* _What is needed_: Quote the whole listing word for word. Do not include the pictures.

* _Record excerpts_:
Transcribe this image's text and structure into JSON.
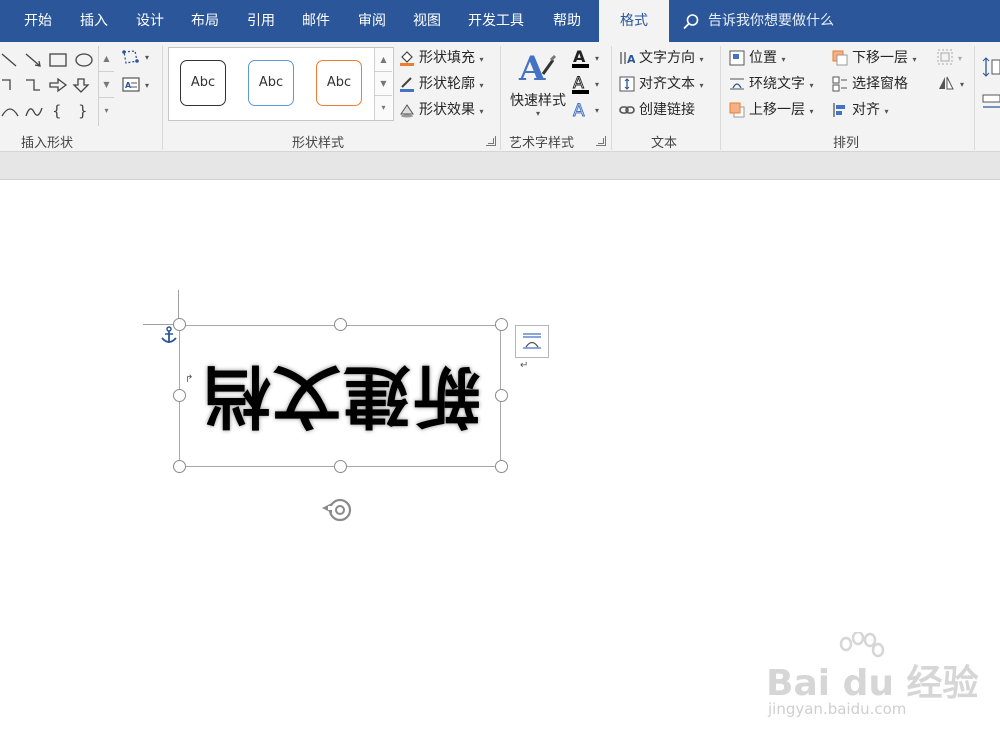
{
  "tabs": [
    {
      "label": "开始",
      "active": false
    },
    {
      "label": "插入",
      "active": false
    },
    {
      "label": "设计",
      "active": false
    },
    {
      "label": "布局",
      "active": false
    },
    {
      "label": "引用",
      "active": false
    },
    {
      "label": "邮件",
      "active": false
    },
    {
      "label": "审阅",
      "active": false
    },
    {
      "label": "视图",
      "active": false
    },
    {
      "label": "开发工具",
      "active": false
    },
    {
      "label": "帮助",
      "active": false
    },
    {
      "label": "格式",
      "active": true
    }
  ],
  "tell_me": "告诉我你想要做什么",
  "ribbon": {
    "insert_shapes": {
      "label": "插入形状"
    },
    "shape_styles": {
      "label": "形状样式",
      "gallery": [
        "Abc",
        "Abc",
        "Abc"
      ],
      "fill": "形状填充",
      "outline": "形状轮廓",
      "effects": "形状效果"
    },
    "wordart": {
      "label": "艺术字样式",
      "quick_styles": "快速样式"
    },
    "text": {
      "label": "文本",
      "direction": "文字方向",
      "align": "对齐文本",
      "link": "创建链接"
    },
    "arrange": {
      "label": "排列",
      "position": "位置",
      "wrap": "环绕文字",
      "forward": "上移一层",
      "backward": "下移一层",
      "selection_pane": "选择窗格",
      "align": "对齐"
    }
  },
  "document": {
    "textbox_text": "新建文档"
  },
  "watermark": {
    "main": "Bai du 经验",
    "sub": "jingyan.baidu.com"
  },
  "colors": {
    "accent": "#2b579a",
    "ribbon_bg": "#f3f3f3",
    "fill_orange": "#ed7d31",
    "outline_blue": "#4472c4",
    "abc2_border": "#5b9bd5",
    "abc3_border": "#ed7d31"
  }
}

* _Full solution_:
Transcribe this image's text and structure into JSON.
{
  "tabs": [
    {
      "label": "开始",
      "active": false
    },
    {
      "label": "插入",
      "active": false
    },
    {
      "label": "设计",
      "active": false
    },
    {
      "label": "布局",
      "active": false
    },
    {
      "label": "引用",
      "active": false
    },
    {
      "label": "邮件",
      "active": false
    },
    {
      "label": "审阅",
      "active": false
    },
    {
      "label": "视图",
      "active": false
    },
    {
      "label": "开发工具",
      "active": false
    },
    {
      "label": "帮助",
      "active": false
    },
    {
      "label": "格式",
      "active": true
    }
  ],
  "tell_me": "告诉我你想要做什么",
  "ribbon": {
    "insert_shapes": {
      "label": "插入形状"
    },
    "shape_styles": {
      "label": "形状样式",
      "gallery": [
        "Abc",
        "Abc",
        "Abc"
      ],
      "fill": "形状填充",
      "outline": "形状轮廓",
      "effects": "形状效果"
    },
    "wordart": {
      "label": "艺术字样式",
      "quick_styles": "快速样式"
    },
    "text": {
      "label": "文本",
      "direction": "文字方向",
      "align": "对齐文本",
      "link": "创建链接"
    },
    "arrange": {
      "label": "排列",
      "position": "位置",
      "wrap": "环绕文字",
      "forward": "上移一层",
      "backward": "下移一层",
      "selection_pane": "选择窗格",
      "align": "对齐"
    }
  },
  "document": {
    "textbox_text": "新建文档"
  },
  "watermark": {
    "main": "Bai du 经验",
    "sub": "jingyan.baidu.com"
  },
  "colors": {
    "accent": "#2b579a",
    "ribbon_bg": "#f3f3f3",
    "fill_orange": "#ed7d31",
    "outline_blue": "#4472c4",
    "abc2_border": "#5b9bd5",
    "abc3_border": "#ed7d31"
  }
}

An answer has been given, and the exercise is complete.